* BEGIN Extracted entries *
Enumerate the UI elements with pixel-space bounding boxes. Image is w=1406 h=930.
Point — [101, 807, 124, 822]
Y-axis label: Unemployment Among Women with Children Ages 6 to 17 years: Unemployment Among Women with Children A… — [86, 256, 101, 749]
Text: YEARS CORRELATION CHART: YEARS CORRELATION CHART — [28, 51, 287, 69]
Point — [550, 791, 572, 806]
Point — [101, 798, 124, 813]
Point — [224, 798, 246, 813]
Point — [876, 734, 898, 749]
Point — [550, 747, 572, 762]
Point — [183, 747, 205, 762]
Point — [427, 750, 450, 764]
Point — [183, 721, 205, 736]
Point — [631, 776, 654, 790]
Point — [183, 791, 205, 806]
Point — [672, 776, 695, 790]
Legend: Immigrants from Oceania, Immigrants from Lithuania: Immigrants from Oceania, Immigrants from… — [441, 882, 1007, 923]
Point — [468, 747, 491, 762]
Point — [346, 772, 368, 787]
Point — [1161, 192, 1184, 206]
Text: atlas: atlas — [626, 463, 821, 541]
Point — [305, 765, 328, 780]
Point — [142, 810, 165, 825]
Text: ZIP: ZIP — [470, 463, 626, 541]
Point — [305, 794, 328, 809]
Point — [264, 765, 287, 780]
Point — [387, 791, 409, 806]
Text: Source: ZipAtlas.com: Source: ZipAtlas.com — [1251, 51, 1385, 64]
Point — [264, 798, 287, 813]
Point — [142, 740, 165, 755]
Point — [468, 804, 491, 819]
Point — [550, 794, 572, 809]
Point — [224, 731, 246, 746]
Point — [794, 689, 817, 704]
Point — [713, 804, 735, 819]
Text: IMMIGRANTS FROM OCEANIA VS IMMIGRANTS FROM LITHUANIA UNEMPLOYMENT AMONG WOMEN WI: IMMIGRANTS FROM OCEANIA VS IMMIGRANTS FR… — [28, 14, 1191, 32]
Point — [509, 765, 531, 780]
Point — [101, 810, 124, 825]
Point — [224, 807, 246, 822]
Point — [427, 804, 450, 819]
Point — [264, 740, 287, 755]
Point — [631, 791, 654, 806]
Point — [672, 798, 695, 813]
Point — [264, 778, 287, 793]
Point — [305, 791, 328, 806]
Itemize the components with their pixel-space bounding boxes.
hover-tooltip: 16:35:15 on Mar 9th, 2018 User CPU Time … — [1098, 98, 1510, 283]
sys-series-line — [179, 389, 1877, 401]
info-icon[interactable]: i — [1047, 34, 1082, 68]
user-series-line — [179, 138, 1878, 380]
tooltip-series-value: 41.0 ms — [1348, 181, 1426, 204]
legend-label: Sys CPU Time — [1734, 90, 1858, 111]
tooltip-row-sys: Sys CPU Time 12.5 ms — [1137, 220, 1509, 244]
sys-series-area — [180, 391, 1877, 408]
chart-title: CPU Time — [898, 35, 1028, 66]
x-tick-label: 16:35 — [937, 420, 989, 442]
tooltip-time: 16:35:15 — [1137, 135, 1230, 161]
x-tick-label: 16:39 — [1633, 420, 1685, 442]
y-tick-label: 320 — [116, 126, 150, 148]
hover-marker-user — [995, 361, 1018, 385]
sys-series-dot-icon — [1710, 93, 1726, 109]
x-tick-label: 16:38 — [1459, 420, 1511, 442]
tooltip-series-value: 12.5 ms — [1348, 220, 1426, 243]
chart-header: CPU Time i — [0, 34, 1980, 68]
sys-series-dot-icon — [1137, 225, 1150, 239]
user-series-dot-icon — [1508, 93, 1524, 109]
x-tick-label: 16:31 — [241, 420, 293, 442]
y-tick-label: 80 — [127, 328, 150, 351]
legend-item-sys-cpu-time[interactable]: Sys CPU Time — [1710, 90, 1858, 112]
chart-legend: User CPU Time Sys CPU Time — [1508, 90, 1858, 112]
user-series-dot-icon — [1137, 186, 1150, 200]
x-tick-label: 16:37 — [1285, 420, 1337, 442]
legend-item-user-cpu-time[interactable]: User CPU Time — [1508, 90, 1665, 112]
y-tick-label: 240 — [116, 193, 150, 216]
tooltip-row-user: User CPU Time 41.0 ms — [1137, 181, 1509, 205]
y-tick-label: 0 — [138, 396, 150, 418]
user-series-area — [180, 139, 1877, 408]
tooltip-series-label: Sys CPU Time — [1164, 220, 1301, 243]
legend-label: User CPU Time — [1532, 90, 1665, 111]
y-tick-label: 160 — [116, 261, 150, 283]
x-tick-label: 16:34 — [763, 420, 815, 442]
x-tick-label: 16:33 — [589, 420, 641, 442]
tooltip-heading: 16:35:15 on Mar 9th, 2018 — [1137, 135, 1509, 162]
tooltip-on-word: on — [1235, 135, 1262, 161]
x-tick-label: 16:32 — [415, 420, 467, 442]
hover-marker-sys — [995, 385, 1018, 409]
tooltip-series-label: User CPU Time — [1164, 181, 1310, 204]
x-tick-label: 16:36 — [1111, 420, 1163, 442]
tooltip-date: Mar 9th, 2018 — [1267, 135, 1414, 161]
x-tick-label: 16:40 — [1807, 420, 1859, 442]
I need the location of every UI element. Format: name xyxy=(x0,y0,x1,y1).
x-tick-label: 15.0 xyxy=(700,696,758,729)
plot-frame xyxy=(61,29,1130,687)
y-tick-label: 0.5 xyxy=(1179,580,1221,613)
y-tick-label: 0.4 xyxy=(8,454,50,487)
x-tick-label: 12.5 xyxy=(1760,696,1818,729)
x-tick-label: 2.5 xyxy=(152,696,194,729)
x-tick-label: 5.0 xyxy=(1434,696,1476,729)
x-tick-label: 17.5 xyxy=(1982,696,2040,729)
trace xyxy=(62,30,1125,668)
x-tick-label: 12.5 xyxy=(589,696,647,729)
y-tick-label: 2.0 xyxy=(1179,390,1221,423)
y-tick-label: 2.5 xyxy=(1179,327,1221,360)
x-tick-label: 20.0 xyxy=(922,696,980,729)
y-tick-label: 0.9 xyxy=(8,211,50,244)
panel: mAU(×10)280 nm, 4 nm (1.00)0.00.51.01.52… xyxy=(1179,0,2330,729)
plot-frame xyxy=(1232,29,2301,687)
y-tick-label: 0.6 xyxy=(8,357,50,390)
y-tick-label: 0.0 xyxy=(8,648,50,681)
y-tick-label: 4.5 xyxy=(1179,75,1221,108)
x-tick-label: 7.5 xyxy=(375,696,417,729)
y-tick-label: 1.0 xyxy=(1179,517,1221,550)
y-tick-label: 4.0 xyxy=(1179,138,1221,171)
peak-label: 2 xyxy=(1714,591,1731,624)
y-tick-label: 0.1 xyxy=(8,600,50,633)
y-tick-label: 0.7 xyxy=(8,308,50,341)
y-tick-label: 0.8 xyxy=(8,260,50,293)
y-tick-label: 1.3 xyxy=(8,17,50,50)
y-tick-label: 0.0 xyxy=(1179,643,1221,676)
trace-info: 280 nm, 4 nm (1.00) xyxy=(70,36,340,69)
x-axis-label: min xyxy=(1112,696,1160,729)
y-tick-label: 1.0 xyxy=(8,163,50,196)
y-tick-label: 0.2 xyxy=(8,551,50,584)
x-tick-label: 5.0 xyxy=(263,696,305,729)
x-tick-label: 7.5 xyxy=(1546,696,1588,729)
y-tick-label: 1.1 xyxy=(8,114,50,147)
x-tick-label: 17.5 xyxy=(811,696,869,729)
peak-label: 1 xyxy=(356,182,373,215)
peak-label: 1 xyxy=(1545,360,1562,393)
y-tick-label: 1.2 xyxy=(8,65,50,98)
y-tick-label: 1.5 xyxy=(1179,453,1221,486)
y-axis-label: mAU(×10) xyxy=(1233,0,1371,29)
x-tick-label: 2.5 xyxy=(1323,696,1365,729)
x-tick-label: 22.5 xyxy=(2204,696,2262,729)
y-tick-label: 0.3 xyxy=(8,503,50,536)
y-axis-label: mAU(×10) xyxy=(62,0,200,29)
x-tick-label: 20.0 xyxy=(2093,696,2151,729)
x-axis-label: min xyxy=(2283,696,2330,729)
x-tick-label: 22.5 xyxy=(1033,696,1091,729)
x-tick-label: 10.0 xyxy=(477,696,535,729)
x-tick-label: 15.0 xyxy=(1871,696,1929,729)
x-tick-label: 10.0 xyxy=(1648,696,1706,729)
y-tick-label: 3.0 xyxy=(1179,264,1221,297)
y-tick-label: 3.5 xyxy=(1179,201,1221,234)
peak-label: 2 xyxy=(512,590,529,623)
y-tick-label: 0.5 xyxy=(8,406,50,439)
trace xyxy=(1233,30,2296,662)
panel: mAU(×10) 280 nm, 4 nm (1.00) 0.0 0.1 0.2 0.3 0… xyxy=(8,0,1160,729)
* END Extracted entries *
Description of the task — Reproduce verbatim the stretch of the material from its beginning through the line containing "Point — [101, 798, 124, 813]".

Solution for this problem —
Enumerate the UI elements with pixel-space bounding boxes. Image is w=1406 h=930.
Point — [101, 807, 124, 822]
Y-axis label: Unemployment Among Women with Children Ages 6 to 17 years: Unemployment Among Women with Children A… — [86, 256, 101, 749]
Text: YEARS CORRELATION CHART: YEARS CORRELATION CHART — [28, 51, 287, 69]
Point — [550, 791, 572, 806]
Point — [101, 798, 124, 813]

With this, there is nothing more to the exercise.